## [DIRECTIONS]
Return a copy of every line in the records that includes the word "plant".

## [SUPPLIED DATA]
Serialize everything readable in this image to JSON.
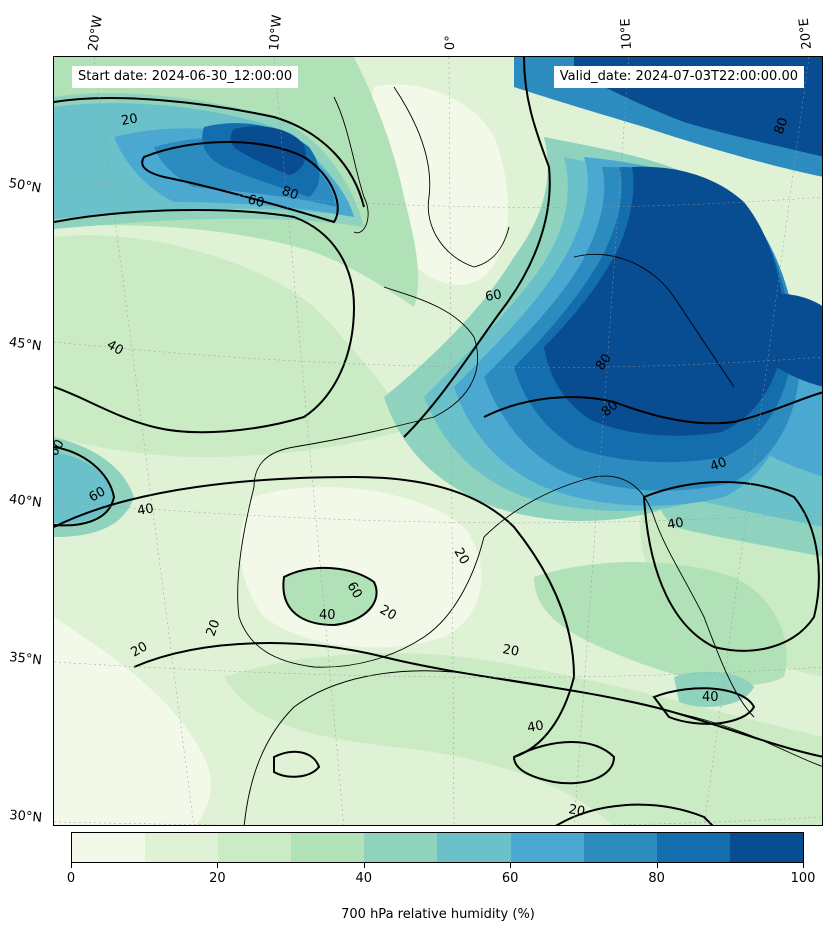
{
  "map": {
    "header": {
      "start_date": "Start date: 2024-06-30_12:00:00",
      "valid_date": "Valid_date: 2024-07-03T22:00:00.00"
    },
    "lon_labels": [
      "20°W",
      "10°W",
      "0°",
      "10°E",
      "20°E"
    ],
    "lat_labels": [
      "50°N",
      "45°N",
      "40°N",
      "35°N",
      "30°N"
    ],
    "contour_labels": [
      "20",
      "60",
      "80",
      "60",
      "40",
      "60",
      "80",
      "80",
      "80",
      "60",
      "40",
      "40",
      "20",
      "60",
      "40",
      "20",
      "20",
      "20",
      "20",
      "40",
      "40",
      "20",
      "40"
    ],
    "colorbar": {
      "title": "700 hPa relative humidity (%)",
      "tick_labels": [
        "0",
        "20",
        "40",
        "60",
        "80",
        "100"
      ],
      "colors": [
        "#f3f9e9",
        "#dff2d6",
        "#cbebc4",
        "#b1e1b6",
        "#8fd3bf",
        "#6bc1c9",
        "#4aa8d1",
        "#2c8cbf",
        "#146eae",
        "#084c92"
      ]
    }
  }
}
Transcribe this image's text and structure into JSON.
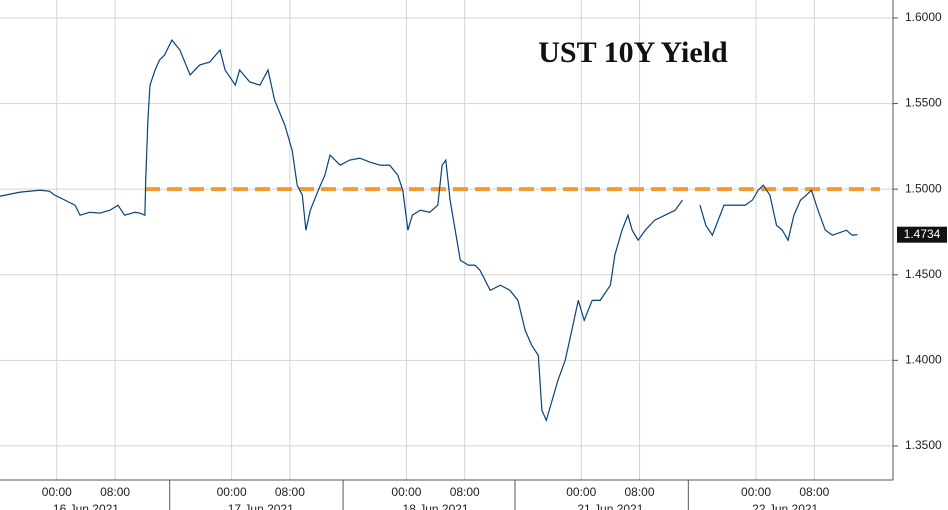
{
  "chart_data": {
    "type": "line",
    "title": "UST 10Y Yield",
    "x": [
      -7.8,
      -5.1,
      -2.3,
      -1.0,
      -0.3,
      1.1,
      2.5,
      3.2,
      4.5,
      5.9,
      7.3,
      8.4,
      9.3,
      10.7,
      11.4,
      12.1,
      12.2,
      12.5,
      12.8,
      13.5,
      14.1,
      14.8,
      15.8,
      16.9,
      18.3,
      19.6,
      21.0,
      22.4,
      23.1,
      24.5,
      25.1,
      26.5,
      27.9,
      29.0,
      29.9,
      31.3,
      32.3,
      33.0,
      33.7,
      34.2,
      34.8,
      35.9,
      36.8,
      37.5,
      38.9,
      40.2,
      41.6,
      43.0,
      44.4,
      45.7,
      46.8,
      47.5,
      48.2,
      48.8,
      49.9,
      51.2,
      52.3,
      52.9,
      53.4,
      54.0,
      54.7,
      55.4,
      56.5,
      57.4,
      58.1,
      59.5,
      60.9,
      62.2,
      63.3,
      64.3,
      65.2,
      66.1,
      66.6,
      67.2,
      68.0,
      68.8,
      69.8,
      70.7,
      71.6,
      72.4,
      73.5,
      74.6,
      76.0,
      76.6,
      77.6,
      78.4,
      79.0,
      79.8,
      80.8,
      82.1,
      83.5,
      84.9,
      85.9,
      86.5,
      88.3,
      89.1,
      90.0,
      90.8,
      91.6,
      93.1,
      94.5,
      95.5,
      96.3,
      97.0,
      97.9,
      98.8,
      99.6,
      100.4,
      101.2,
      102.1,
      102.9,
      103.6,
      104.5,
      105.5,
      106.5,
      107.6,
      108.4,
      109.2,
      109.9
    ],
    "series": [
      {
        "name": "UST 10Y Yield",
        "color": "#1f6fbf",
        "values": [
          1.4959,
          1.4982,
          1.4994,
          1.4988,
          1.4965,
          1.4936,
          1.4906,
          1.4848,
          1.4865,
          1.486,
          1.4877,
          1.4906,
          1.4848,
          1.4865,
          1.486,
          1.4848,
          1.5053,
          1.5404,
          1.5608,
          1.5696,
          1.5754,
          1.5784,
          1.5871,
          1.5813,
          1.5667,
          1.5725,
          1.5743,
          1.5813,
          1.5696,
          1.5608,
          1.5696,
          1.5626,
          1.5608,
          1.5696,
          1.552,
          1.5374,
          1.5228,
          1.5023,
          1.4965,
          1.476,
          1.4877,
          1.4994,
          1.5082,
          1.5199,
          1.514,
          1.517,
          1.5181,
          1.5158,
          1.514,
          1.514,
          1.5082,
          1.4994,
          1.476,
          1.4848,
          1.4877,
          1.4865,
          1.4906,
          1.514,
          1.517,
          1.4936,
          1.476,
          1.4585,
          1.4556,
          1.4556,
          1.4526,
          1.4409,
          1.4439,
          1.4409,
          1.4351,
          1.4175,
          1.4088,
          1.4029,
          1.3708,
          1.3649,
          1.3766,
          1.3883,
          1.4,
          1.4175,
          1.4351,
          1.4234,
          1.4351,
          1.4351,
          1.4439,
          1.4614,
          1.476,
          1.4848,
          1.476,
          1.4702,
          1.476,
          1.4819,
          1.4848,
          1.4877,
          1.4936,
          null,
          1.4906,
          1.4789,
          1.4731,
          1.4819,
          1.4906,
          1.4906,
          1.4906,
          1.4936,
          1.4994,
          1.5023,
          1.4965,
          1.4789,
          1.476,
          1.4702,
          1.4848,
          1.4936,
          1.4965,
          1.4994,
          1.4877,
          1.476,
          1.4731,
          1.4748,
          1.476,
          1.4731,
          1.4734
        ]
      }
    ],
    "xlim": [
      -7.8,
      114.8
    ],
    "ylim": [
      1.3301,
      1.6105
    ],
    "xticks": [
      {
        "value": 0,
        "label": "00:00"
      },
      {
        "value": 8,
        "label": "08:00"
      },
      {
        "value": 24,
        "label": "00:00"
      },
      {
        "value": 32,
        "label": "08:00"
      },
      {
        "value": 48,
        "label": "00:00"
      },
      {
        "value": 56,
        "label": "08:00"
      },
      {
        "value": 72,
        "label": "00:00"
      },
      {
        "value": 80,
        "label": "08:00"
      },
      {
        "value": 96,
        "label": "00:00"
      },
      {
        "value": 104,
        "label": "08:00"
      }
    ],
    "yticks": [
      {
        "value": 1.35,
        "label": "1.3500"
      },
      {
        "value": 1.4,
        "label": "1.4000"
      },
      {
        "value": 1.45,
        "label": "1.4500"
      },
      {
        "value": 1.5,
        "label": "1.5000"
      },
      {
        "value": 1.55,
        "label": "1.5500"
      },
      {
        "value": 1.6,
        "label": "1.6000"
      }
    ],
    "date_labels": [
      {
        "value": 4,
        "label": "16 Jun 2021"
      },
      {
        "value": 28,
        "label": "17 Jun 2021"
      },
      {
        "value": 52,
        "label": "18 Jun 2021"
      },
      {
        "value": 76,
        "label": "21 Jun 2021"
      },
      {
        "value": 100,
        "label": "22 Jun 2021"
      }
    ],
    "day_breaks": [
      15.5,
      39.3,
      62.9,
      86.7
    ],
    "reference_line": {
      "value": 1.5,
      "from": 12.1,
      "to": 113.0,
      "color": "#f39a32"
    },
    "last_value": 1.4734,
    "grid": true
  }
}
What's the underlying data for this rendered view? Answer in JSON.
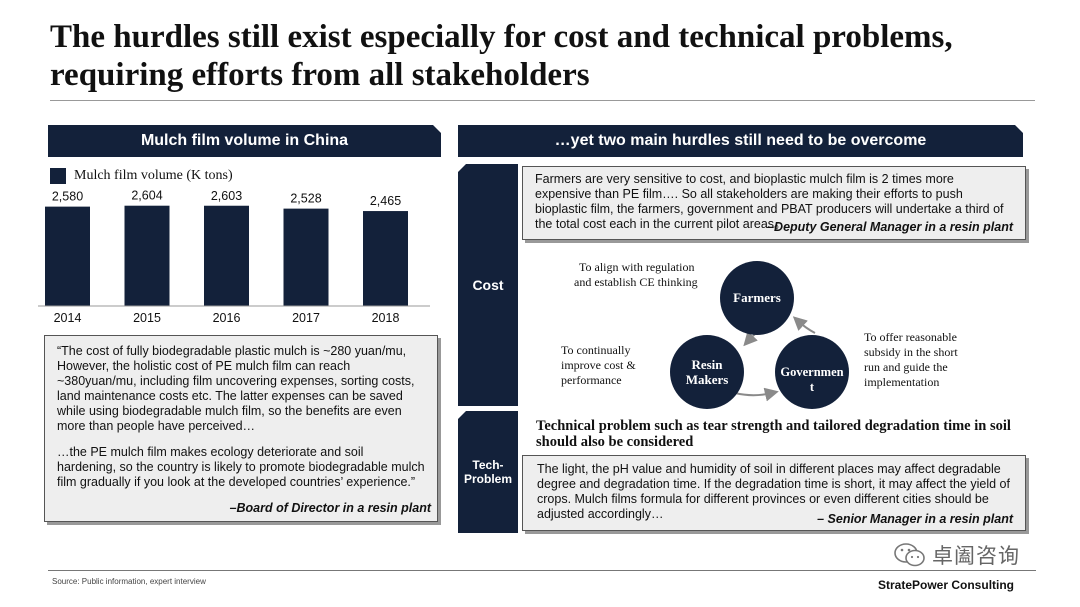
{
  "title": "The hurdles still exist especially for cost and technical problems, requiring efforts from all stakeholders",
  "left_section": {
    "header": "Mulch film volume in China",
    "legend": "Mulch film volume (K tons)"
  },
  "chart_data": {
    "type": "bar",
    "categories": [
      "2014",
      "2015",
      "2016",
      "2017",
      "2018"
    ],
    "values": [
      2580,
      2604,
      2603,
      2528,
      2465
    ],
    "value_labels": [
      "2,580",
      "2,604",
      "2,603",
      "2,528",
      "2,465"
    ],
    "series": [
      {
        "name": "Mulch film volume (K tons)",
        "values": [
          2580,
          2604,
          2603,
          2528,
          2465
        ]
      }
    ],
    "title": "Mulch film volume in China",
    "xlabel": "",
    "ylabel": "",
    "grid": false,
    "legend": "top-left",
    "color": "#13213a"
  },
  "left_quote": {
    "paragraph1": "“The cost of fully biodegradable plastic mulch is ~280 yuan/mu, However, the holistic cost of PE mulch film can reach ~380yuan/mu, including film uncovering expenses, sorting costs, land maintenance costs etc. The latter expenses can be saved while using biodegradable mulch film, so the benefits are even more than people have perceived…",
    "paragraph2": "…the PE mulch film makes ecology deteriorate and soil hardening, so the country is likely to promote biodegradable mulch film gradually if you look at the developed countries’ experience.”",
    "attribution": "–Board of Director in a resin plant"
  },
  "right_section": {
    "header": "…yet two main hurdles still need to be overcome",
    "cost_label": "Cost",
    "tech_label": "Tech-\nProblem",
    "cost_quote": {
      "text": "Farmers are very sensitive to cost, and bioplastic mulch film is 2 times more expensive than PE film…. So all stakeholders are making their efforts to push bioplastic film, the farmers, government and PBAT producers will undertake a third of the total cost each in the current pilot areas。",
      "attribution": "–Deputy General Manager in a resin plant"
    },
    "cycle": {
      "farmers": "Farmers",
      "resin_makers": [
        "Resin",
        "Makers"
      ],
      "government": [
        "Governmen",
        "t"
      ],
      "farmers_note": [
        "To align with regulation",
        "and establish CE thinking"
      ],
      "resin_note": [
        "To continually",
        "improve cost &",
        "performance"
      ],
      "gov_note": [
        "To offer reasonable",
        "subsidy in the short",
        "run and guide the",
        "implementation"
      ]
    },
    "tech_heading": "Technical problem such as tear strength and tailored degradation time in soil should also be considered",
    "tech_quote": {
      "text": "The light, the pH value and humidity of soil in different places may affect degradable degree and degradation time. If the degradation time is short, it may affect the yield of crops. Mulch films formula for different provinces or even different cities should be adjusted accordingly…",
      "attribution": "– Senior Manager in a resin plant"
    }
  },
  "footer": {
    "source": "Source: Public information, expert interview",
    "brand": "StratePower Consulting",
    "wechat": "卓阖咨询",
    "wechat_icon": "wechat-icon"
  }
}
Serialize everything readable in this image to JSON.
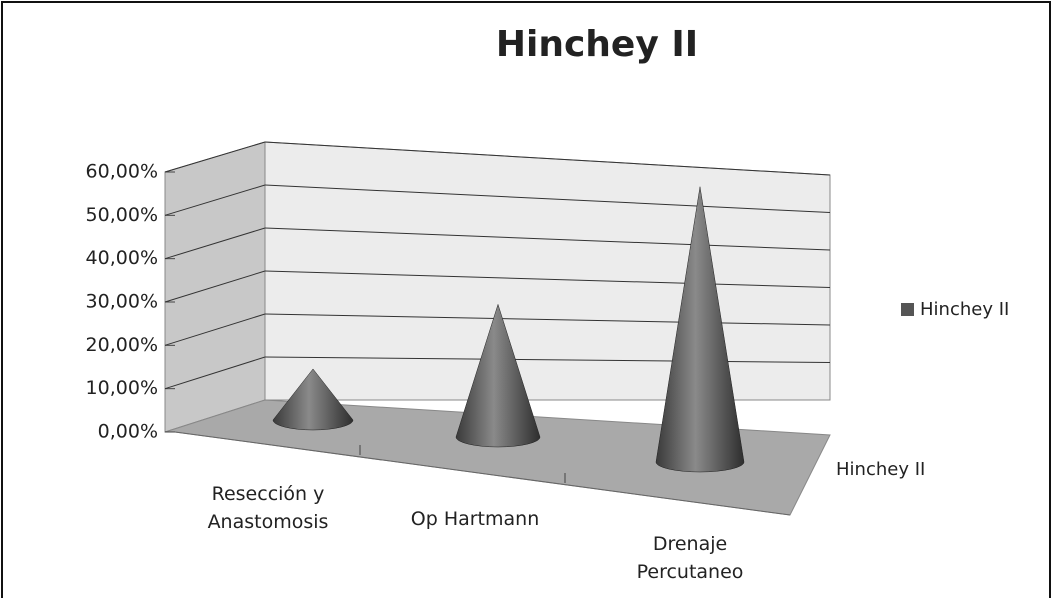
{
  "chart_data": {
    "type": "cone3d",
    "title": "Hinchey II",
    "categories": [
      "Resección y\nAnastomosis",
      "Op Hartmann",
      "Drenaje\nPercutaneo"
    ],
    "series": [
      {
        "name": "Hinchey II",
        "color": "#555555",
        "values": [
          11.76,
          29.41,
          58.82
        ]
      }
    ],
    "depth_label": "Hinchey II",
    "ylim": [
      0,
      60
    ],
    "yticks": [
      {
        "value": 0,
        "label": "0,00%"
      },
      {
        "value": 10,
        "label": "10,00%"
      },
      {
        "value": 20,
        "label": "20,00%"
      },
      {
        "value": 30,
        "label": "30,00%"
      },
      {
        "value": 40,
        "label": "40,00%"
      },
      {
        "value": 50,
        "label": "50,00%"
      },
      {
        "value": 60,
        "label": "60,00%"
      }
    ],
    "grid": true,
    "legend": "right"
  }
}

## [EXERCISE ANSWER]
    "attribution": "–Board of Director in a resin plant"
      "attribution": "–Deputy General Manager in a resin plant"
      "attribution": "– Senior Manager in a resin plant"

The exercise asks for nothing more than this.